*** Dataset entries ***

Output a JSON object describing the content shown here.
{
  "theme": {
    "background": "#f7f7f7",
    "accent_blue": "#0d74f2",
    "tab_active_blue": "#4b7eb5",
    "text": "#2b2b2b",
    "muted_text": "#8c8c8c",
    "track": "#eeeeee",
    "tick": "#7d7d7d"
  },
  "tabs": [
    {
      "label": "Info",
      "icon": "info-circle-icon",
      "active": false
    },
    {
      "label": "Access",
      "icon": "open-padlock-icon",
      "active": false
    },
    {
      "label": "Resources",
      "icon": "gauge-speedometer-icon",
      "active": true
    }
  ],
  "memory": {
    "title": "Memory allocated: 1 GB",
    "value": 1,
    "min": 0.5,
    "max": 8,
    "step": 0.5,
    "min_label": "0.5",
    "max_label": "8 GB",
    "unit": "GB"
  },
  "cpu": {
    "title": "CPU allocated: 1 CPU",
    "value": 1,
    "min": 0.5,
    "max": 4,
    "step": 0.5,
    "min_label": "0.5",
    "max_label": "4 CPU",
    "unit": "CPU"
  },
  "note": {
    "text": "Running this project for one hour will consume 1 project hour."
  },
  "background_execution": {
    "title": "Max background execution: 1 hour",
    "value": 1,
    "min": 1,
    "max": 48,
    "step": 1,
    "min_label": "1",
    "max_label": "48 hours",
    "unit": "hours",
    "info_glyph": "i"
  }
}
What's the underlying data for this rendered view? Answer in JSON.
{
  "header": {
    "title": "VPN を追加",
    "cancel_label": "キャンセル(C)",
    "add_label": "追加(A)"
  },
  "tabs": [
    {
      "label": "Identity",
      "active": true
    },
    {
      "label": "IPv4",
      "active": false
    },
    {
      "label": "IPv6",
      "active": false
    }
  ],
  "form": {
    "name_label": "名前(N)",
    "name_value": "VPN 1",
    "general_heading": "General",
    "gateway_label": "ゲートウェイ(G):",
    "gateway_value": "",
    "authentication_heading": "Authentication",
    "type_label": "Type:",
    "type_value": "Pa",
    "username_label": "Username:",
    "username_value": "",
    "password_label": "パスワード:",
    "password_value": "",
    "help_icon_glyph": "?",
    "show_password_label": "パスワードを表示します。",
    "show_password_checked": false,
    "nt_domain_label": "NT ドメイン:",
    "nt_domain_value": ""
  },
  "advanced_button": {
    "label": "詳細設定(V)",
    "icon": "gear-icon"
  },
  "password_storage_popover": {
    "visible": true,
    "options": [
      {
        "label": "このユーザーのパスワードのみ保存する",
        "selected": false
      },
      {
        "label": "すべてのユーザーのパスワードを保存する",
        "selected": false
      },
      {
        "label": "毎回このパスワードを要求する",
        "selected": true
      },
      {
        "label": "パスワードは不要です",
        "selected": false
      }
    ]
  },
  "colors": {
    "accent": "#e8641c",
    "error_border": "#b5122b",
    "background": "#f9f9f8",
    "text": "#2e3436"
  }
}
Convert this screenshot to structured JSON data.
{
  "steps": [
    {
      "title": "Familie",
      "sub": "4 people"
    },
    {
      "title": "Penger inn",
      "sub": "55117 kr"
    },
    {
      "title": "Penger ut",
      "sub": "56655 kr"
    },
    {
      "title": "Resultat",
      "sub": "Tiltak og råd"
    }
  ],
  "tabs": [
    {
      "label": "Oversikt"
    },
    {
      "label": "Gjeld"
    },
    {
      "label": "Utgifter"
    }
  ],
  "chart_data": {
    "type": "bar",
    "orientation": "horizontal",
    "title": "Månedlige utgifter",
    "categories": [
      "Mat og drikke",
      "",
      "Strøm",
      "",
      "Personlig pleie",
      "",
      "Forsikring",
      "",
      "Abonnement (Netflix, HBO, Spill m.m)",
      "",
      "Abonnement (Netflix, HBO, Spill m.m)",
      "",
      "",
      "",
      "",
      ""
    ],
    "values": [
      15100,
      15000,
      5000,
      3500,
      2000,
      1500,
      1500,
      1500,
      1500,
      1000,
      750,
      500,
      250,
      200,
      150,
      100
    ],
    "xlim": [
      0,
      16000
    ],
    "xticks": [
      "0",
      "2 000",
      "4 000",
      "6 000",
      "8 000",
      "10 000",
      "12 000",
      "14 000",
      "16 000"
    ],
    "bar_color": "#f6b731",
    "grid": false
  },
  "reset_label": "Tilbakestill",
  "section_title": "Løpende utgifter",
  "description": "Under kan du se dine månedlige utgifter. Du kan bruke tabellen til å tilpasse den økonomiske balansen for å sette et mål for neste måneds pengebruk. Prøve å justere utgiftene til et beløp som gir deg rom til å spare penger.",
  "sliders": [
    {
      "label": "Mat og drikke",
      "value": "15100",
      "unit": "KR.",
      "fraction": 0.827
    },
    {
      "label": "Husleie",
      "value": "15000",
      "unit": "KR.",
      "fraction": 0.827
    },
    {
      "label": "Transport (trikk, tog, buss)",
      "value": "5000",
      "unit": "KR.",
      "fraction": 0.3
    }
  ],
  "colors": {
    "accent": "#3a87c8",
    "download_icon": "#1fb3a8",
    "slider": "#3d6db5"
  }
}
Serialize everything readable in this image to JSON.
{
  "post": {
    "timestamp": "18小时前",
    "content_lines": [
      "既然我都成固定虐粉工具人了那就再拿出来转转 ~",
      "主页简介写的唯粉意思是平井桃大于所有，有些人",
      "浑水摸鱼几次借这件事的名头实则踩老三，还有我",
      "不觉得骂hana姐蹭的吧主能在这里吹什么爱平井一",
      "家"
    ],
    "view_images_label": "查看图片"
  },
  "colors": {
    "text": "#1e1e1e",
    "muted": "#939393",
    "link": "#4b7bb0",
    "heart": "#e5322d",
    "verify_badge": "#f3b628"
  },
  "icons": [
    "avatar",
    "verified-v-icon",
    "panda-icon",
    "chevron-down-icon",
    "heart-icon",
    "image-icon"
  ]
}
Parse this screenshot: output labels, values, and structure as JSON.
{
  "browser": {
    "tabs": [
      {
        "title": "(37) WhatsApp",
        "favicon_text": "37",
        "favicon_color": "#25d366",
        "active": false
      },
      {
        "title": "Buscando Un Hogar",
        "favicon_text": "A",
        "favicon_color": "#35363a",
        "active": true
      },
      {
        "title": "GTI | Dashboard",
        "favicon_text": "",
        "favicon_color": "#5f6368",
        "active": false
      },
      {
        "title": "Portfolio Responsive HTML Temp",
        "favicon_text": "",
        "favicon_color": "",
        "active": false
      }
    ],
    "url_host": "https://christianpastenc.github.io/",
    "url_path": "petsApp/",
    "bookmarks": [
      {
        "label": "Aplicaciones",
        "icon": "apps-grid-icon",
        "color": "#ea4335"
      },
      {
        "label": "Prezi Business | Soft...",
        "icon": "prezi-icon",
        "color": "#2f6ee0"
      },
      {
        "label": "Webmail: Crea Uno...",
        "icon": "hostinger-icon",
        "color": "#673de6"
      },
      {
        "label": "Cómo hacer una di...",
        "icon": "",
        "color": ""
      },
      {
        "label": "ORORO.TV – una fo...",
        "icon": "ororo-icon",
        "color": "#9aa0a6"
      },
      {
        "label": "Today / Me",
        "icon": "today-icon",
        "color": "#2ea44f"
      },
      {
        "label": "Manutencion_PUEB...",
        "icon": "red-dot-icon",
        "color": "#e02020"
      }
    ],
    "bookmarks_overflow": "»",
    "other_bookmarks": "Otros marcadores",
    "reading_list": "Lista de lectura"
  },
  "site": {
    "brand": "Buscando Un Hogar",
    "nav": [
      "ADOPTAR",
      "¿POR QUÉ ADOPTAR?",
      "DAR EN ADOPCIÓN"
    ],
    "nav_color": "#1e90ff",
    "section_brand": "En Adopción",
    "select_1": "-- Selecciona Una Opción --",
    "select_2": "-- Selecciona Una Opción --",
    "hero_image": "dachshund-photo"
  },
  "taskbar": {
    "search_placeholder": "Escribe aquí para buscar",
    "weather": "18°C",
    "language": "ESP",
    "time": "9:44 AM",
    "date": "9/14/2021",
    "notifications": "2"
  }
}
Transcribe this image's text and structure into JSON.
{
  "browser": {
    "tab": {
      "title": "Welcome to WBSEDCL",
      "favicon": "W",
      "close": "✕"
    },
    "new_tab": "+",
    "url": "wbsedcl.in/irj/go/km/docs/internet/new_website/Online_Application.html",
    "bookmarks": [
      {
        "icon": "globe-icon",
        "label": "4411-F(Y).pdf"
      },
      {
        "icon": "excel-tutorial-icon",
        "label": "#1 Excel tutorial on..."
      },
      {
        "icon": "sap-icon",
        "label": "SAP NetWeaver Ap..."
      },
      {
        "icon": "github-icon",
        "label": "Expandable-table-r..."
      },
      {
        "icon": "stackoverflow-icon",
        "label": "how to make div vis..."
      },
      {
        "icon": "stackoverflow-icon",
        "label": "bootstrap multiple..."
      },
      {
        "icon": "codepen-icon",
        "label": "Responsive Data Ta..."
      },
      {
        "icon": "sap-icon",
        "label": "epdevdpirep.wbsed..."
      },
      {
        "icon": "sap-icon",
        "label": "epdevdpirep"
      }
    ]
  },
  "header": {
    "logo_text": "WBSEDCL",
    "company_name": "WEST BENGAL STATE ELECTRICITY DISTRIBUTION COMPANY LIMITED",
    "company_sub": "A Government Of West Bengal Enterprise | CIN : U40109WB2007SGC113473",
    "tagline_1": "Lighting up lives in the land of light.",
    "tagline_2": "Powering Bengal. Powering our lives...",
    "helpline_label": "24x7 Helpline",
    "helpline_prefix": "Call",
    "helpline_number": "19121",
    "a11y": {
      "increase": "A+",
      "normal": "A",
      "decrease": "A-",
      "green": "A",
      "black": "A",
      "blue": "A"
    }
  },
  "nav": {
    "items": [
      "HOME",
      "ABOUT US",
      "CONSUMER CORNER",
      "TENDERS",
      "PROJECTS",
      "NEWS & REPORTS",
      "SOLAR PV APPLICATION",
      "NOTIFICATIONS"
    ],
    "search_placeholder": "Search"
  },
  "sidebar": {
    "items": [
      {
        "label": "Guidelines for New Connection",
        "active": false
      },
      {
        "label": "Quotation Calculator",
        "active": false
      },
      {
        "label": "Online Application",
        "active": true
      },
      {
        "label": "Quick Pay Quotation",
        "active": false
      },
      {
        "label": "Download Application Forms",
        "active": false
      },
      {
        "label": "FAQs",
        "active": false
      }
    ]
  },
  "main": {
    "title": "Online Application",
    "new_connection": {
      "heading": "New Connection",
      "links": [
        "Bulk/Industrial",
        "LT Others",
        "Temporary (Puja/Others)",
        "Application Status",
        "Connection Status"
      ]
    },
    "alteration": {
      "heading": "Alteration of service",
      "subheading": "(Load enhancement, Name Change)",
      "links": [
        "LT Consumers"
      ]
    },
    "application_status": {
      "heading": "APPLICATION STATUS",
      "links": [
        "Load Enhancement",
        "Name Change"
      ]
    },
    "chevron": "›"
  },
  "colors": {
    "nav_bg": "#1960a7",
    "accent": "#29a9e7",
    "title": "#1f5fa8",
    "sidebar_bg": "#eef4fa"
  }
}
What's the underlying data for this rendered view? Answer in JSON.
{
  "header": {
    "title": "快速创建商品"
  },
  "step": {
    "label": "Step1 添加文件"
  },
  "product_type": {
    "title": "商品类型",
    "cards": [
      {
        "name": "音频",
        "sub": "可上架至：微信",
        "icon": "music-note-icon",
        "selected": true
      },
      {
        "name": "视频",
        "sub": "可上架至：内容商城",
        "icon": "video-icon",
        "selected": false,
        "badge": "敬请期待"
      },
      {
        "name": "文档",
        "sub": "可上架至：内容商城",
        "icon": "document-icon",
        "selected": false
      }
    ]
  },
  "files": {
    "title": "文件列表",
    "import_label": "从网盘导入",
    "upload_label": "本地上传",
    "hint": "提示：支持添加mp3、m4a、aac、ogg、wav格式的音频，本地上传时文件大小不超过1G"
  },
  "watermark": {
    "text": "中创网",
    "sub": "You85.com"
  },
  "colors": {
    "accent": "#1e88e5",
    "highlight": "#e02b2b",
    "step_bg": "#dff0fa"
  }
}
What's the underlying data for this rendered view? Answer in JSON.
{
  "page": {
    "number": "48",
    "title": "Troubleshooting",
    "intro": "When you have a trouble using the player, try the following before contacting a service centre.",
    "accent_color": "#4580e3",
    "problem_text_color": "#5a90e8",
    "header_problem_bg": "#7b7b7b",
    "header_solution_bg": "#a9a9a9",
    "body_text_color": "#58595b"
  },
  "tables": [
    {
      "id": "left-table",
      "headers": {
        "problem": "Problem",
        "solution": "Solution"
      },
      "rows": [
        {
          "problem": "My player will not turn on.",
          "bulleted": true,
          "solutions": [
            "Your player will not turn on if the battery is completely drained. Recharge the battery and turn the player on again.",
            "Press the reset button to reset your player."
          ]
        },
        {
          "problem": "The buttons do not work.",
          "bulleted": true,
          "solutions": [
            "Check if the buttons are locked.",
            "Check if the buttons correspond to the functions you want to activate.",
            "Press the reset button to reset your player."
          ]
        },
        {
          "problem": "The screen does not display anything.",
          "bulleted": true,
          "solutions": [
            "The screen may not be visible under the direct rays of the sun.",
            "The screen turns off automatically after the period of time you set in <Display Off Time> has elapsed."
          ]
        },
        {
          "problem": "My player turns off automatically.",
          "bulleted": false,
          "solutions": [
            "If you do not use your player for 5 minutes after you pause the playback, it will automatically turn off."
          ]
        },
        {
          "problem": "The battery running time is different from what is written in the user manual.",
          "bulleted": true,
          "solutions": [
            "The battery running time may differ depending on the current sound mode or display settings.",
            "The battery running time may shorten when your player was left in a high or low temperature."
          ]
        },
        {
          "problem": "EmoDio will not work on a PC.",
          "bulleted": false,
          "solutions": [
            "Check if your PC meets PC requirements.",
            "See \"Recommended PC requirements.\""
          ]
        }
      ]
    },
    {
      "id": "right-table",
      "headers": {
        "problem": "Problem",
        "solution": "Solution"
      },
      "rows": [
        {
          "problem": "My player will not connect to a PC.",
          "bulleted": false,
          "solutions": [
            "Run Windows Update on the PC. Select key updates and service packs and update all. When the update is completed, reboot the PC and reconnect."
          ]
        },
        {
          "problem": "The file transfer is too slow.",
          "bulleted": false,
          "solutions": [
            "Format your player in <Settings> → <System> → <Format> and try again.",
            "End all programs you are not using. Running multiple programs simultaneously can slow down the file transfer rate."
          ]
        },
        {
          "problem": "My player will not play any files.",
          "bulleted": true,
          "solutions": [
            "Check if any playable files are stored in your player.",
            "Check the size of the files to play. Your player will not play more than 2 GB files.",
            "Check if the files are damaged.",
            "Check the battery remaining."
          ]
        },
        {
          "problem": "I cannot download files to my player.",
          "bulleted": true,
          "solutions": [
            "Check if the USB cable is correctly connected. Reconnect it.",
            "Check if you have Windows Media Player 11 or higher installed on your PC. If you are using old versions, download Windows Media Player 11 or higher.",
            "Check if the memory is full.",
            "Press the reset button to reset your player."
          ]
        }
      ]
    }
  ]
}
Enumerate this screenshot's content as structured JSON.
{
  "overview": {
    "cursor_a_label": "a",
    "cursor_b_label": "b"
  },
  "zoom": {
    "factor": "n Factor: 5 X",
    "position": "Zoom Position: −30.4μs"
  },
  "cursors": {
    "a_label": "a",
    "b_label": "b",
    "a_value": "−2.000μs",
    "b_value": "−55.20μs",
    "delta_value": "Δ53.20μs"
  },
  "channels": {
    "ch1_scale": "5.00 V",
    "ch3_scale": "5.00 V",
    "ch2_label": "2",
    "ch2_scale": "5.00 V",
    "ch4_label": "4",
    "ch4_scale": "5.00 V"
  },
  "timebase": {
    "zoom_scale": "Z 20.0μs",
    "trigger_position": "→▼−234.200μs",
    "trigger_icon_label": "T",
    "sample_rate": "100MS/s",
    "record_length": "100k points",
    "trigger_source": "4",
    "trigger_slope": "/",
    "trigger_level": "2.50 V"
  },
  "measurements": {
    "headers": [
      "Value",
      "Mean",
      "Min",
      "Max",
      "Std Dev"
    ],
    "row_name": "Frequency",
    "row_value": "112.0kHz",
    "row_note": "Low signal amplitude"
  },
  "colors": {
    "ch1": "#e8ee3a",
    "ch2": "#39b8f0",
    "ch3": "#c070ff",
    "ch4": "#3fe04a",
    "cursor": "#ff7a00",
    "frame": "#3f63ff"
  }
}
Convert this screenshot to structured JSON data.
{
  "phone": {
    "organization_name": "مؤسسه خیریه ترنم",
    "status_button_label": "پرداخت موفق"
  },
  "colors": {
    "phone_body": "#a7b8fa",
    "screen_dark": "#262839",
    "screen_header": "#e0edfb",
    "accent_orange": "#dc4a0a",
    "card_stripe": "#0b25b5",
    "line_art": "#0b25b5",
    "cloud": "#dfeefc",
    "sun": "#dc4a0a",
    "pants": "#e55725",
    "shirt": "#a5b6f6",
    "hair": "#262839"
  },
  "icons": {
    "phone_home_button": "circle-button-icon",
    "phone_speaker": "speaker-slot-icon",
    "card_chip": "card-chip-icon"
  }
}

***

Directive :: From the entries above, collect every line with the string "battery" in it.

Exercise response ::
            "Your player will not turn on if the battery is completely drained. Recharge the battery and turn the player on again.",
          "problem": "The battery running time is different from what is written in the user manual.",
            "The battery running time may differ depending on the current sound mode or display settings.",
            "The battery running time may shorten when your player was left in a high or low temperature."
            "Check the battery remaining."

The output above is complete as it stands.